## OBJECTIVE
Rewrite every item, replacing each occurrence of "sidebar-item-label" with "sidebar-label" and leaving everything else unchanged.

begin EXTRACTED DATA

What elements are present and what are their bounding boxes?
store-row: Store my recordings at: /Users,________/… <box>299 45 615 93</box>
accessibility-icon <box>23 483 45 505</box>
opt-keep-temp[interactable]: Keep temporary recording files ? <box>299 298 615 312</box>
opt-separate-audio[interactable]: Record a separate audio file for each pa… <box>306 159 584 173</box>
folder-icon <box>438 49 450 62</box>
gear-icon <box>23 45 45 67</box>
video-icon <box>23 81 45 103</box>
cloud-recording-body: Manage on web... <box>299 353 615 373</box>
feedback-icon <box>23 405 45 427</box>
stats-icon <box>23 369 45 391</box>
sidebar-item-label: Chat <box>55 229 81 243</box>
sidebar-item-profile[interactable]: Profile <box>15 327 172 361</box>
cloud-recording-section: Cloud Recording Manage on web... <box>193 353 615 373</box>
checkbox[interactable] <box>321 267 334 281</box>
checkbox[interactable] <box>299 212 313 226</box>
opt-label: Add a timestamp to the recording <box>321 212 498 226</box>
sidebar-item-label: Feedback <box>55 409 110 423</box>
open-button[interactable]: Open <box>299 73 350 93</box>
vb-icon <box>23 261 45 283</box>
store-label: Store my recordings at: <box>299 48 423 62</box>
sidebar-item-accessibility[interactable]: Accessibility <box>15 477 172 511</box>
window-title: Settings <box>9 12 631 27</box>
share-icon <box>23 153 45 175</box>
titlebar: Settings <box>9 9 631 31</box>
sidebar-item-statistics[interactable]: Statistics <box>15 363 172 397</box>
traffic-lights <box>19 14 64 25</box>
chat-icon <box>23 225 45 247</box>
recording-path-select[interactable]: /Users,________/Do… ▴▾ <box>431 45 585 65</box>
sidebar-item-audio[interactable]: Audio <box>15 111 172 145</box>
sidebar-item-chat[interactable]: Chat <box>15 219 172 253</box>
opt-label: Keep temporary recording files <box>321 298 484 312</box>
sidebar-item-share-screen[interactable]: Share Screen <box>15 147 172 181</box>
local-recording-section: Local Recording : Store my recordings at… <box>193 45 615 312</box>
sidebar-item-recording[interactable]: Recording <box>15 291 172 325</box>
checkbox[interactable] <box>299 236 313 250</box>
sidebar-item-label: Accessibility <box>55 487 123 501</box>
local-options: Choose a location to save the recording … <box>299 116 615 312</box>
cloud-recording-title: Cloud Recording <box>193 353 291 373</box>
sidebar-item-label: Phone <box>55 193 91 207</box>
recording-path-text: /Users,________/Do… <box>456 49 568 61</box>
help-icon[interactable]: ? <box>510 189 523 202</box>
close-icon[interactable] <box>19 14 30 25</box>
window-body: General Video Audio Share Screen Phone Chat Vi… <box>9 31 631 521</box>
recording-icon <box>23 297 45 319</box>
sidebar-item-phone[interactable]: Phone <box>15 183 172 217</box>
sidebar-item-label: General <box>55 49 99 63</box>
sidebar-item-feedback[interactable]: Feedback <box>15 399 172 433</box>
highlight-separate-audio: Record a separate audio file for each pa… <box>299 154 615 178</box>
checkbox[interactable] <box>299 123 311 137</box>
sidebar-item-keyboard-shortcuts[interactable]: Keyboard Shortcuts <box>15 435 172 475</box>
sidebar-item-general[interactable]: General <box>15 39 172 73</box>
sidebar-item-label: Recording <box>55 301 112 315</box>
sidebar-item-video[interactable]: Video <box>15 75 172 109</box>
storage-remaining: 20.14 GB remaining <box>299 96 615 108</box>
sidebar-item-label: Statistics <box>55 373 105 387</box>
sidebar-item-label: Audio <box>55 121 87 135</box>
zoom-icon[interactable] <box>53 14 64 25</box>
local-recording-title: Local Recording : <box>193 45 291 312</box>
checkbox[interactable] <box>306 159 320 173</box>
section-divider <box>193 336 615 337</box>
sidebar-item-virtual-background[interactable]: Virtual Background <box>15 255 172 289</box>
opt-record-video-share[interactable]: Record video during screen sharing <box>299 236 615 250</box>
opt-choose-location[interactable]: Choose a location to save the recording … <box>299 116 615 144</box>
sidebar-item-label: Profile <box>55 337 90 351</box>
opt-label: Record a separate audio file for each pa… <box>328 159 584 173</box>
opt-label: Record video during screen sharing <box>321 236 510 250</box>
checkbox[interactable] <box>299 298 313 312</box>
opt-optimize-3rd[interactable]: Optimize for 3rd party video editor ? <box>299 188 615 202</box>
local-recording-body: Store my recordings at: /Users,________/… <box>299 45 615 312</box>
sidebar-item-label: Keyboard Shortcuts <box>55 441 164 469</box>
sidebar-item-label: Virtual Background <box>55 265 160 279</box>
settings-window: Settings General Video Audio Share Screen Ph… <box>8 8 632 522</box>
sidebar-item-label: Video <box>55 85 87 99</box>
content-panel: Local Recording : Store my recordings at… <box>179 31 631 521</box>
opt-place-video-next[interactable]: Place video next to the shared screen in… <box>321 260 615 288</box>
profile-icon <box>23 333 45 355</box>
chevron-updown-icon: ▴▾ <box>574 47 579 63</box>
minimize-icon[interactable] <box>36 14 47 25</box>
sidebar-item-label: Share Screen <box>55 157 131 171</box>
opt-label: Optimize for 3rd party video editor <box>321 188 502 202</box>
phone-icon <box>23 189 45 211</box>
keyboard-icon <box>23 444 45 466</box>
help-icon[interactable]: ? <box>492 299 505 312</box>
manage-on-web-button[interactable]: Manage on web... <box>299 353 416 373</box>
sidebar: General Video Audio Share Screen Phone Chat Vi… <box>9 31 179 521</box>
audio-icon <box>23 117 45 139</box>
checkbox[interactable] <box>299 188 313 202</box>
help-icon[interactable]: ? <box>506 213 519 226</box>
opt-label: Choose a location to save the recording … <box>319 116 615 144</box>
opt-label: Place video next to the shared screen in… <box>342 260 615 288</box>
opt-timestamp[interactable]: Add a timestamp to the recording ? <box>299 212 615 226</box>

end EXTRACTED DATA

## WRITTEN RESPONSE
What elements are present and what are their bounding boxes?
store-row: Store my recordings at: /Users,________/… <box>299 45 615 93</box>
accessibility-icon <box>23 483 45 505</box>
opt-keep-temp[interactable]: Keep temporary recording files ? <box>299 298 615 312</box>
opt-separate-audio[interactable]: Record a separate audio file for each pa… <box>306 159 584 173</box>
folder-icon <box>438 49 450 62</box>
gear-icon <box>23 45 45 67</box>
video-icon <box>23 81 45 103</box>
cloud-recording-body: Manage on web... <box>299 353 615 373</box>
feedback-icon <box>23 405 45 427</box>
stats-icon <box>23 369 45 391</box>
sidebar-label: Chat <box>55 229 81 243</box>
sidebar-item-profile[interactable]: Profile <box>15 327 172 361</box>
cloud-recording-section: Cloud Recording Manage on web... <box>193 353 615 373</box>
checkbox[interactable] <box>321 267 334 281</box>
checkbox[interactable] <box>299 212 313 226</box>
opt-label: Add a timestamp to the recording <box>321 212 498 226</box>
sidebar-label: Feedback <box>55 409 110 423</box>
open-button[interactable]: Open <box>299 73 350 93</box>
vb-icon <box>23 261 45 283</box>
store-label: Store my recordings at: <box>299 48 423 62</box>
sidebar-item-accessibility[interactable]: Accessibility <box>15 477 172 511</box>
window-title: Settings <box>9 12 631 27</box>
share-icon <box>23 153 45 175</box>
titlebar: Settings <box>9 9 631 31</box>
sidebar-item-statistics[interactable]: Statistics <box>15 363 172 397</box>
traffic-lights <box>19 14 64 25</box>
chat-icon <box>23 225 45 247</box>
recording-path-select[interactable]: /Users,________/Do… ▴▾ <box>431 45 585 65</box>
sidebar-item-audio[interactable]: Audio <box>15 111 172 145</box>
sidebar-item-chat[interactable]: Chat <box>15 219 172 253</box>
opt-label: Keep temporary recording files <box>321 298 484 312</box>
sidebar-item-share-screen[interactable]: Share Screen <box>15 147 172 181</box>
local-recording-section: Local Recording : Store my recordings at… <box>193 45 615 312</box>
sidebar-item-recording[interactable]: Recording <box>15 291 172 325</box>
checkbox[interactable] <box>299 236 313 250</box>
sidebar-label: Accessibility <box>55 487 123 501</box>
local-options: Choose a location to save the recording … <box>299 116 615 312</box>
cloud-recording-title: Cloud Recording <box>193 353 291 373</box>
sidebar-label: Phone <box>55 193 91 207</box>
recording-path-text: /Users,________/Do… <box>456 49 568 61</box>
help-icon[interactable]: ? <box>510 189 523 202</box>
close-icon[interactable] <box>19 14 30 25</box>
window-body: General Video Audio Share Screen Phone Chat Vi… <box>9 31 631 521</box>
recording-icon <box>23 297 45 319</box>
sidebar-item-phone[interactable]: Phone <box>15 183 172 217</box>
sidebar-label: General <box>55 49 99 63</box>
sidebar-item-feedback[interactable]: Feedback <box>15 399 172 433</box>
highlight-separate-audio: Record a separate audio file for each pa… <box>299 154 615 178</box>
checkbox[interactable] <box>299 123 311 137</box>
sidebar-item-keyboard-shortcuts[interactable]: Keyboard Shortcuts <box>15 435 172 475</box>
sidebar-item-general[interactable]: General <box>15 39 172 73</box>
sidebar-label: Recording <box>55 301 112 315</box>
sidebar-item-video[interactable]: Video <box>15 75 172 109</box>
storage-remaining: 20.14 GB remaining <box>299 96 615 108</box>
sidebar-label: Statistics <box>55 373 105 387</box>
sidebar-label: Audio <box>55 121 87 135</box>
zoom-icon[interactable] <box>53 14 64 25</box>
local-recording-title: Local Recording : <box>193 45 291 312</box>
checkbox[interactable] <box>306 159 320 173</box>
section-divider <box>193 336 615 337</box>
sidebar-item-virtual-background[interactable]: Virtual Background <box>15 255 172 289</box>
opt-record-video-share[interactable]: Record video during screen sharing <box>299 236 615 250</box>
opt-choose-location[interactable]: Choose a location to save the recording … <box>299 116 615 144</box>
sidebar-label: Profile <box>55 337 90 351</box>
opt-label: Record a separate audio file for each pa… <box>328 159 584 173</box>
opt-label: Record video during screen sharing <box>321 236 510 250</box>
checkbox[interactable] <box>299 298 313 312</box>
opt-optimize-3rd[interactable]: Optimize for 3rd party video editor ? <box>299 188 615 202</box>
local-recording-body: Store my recordings at: /Users,________/… <box>299 45 615 312</box>
sidebar-label: Keyboard Shortcuts <box>55 441 164 469</box>
sidebar-label: Virtual Background <box>55 265 160 279</box>
settings-window: Settings General Video Audio Share Screen Ph… <box>8 8 632 522</box>
sidebar-label: Video <box>55 85 87 99</box>
content-panel: Local Recording : Store my recordings at… <box>179 31 631 521</box>
opt-place-video-next[interactable]: Place video next to the shared screen in… <box>321 260 615 288</box>
profile-icon <box>23 333 45 355</box>
chevron-updown-icon: ▴▾ <box>574 47 579 63</box>
minimize-icon[interactable] <box>36 14 47 25</box>
sidebar-label: Share Screen <box>55 157 131 171</box>
opt-label: Optimize for 3rd party video editor <box>321 188 502 202</box>
phone-icon <box>23 189 45 211</box>
keyboard-icon <box>23 444 45 466</box>
help-icon[interactable]: ? <box>492 299 505 312</box>
manage-on-web-button[interactable]: Manage on web... <box>299 353 416 373</box>
sidebar: General Video Audio Share Screen Phone Chat Vi… <box>9 31 179 521</box>
audio-icon <box>23 117 45 139</box>
checkbox[interactable] <box>299 188 313 202</box>
help-icon[interactable]: ? <box>506 213 519 226</box>
opt-label: Choose a location to save the recording … <box>319 116 615 144</box>
opt-label: Place video next to the shared screen in… <box>342 260 615 288</box>
opt-timestamp[interactable]: Add a timestamp to the recording ? <box>299 212 615 226</box>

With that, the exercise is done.